**What is needed**
Below are records. Count every line containing the word "gaap" and give the number alone.

**Dataset rows**
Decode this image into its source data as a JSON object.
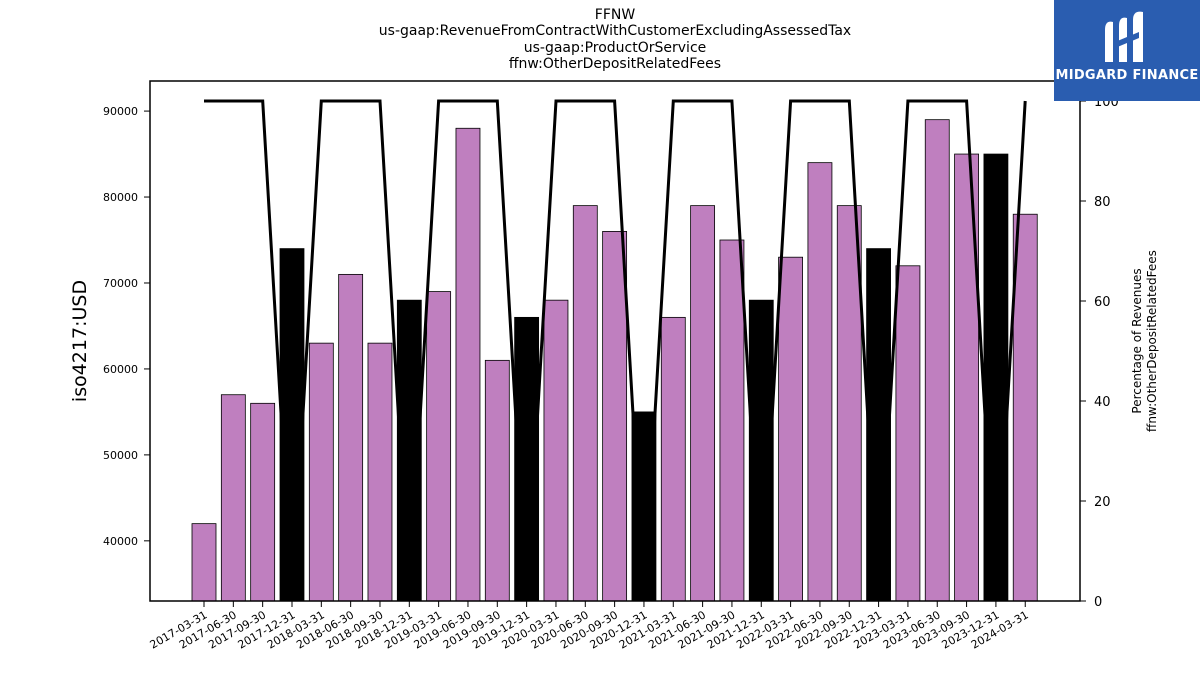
{
  "title_lines": [
    "FFNW",
    "us-gaap:RevenueFromContractWithCustomerExcludingAssessedTax",
    "us-gaap:ProductOrService",
    "ffnw:OtherDepositRelatedFees"
  ],
  "logo": {
    "text": "MIDGARD FINANCE",
    "icon": "midgard-m-logo",
    "background": "#2a5db0"
  },
  "chart_data": {
    "type": "bar",
    "categories": [
      "2017-03-31",
      "2017-06-30",
      "2017-09-30",
      "2017-12-31",
      "2018-03-31",
      "2018-06-30",
      "2018-09-30",
      "2018-12-31",
      "2019-03-31",
      "2019-06-30",
      "2019-09-30",
      "2019-12-31",
      "2020-03-31",
      "2020-06-30",
      "2020-09-30",
      "2020-12-31",
      "2021-03-31",
      "2021-06-30",
      "2021-09-30",
      "2021-12-31",
      "2022-03-31",
      "2022-06-30",
      "2022-09-30",
      "2022-12-31",
      "2023-03-31",
      "2023-06-30",
      "2023-09-30",
      "2023-12-31",
      "2024-03-31"
    ],
    "values": [
      42000,
      57000,
      56000,
      74000,
      63000,
      71000,
      63000,
      68000,
      69000,
      88000,
      61000,
      66000,
      68000,
      79000,
      76000,
      55000,
      66000,
      79000,
      75000,
      68000,
      73000,
      84000,
      79000,
      74000,
      72000,
      89000,
      85000,
      85000,
      78000
    ],
    "highlight": [
      false,
      false,
      false,
      true,
      false,
      false,
      false,
      true,
      false,
      false,
      false,
      true,
      false,
      false,
      false,
      true,
      false,
      false,
      false,
      true,
      false,
      false,
      false,
      true,
      false,
      false,
      false,
      true,
      false
    ],
    "percentage": [
      100,
      100,
      100,
      0,
      100,
      100,
      100,
      0,
      100,
      100,
      100,
      0,
      100,
      100,
      100,
      0,
      100,
      100,
      100,
      0,
      100,
      100,
      100,
      0,
      100,
      100,
      100,
      0,
      100
    ],
    "ylabel": "iso4217:USD",
    "ylim": [
      33000,
      93500
    ],
    "yticks": [
      40000,
      50000,
      60000,
      70000,
      80000,
      90000
    ],
    "y2label_lines": [
      "Percentage of Revenues",
      "ffnw:OtherDepositRelatedFees"
    ],
    "y2lim": [
      0,
      104
    ],
    "y2ticks": [
      0,
      20,
      40,
      60,
      80,
      100
    ],
    "colors": {
      "bar": "#bf7fbf",
      "highlight_bar": "#000000",
      "line": "#000000"
    },
    "grid": false
  }
}
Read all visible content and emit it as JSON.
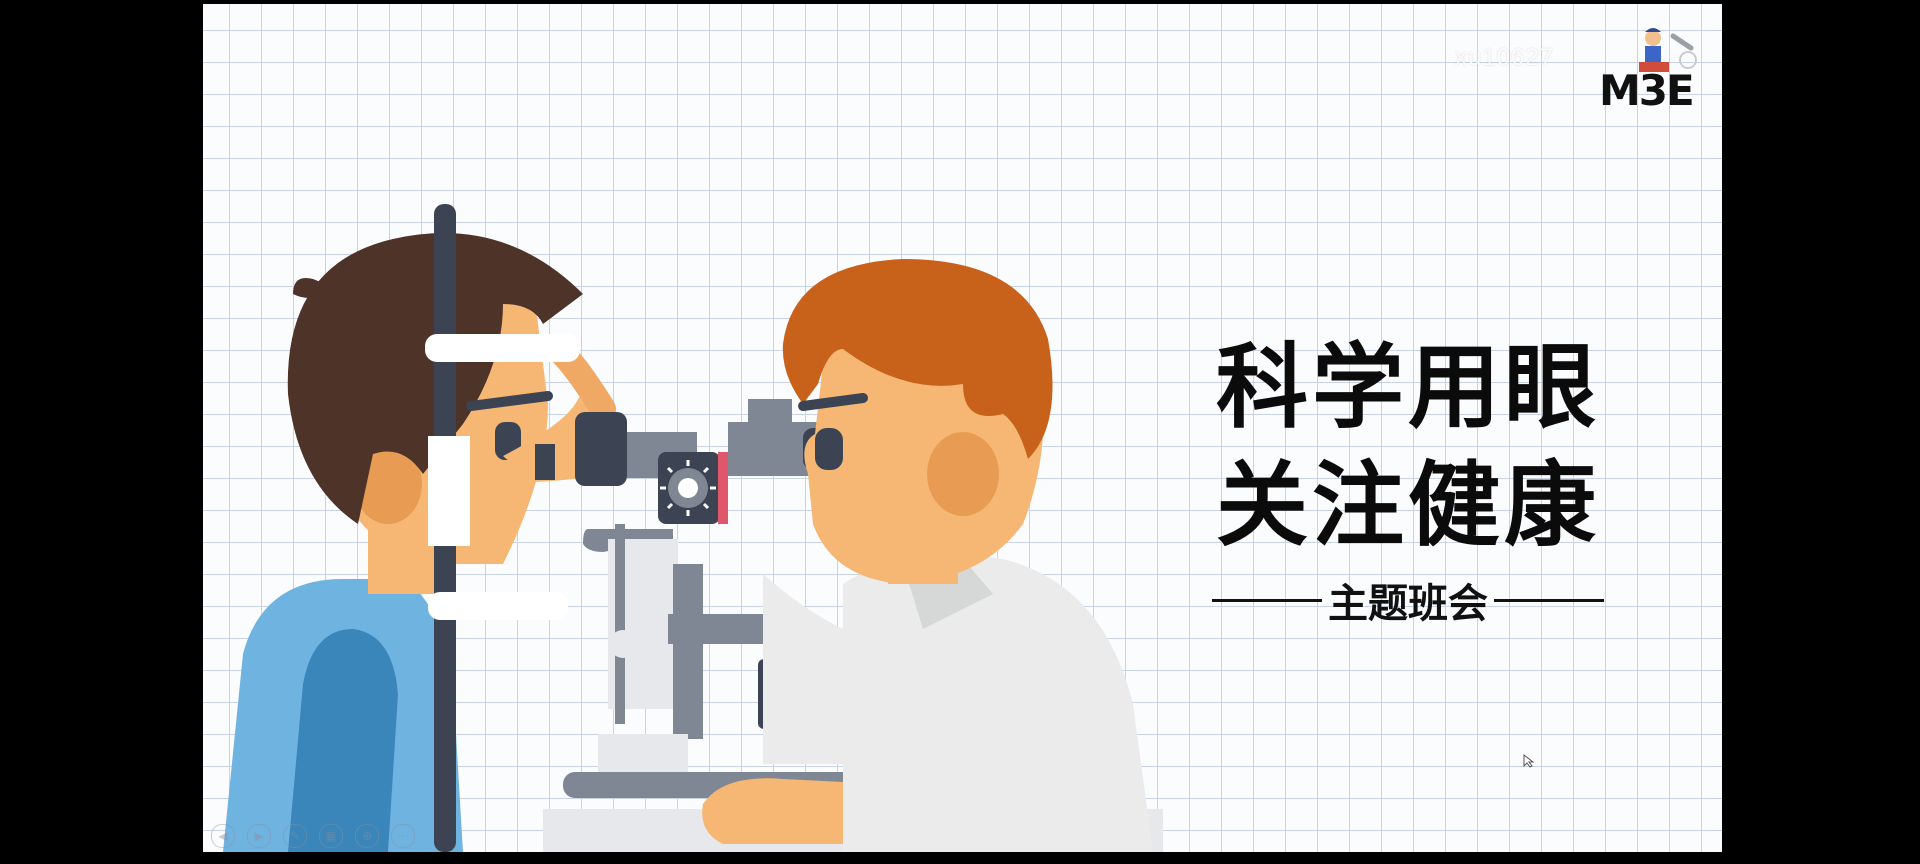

**Worked answer**
2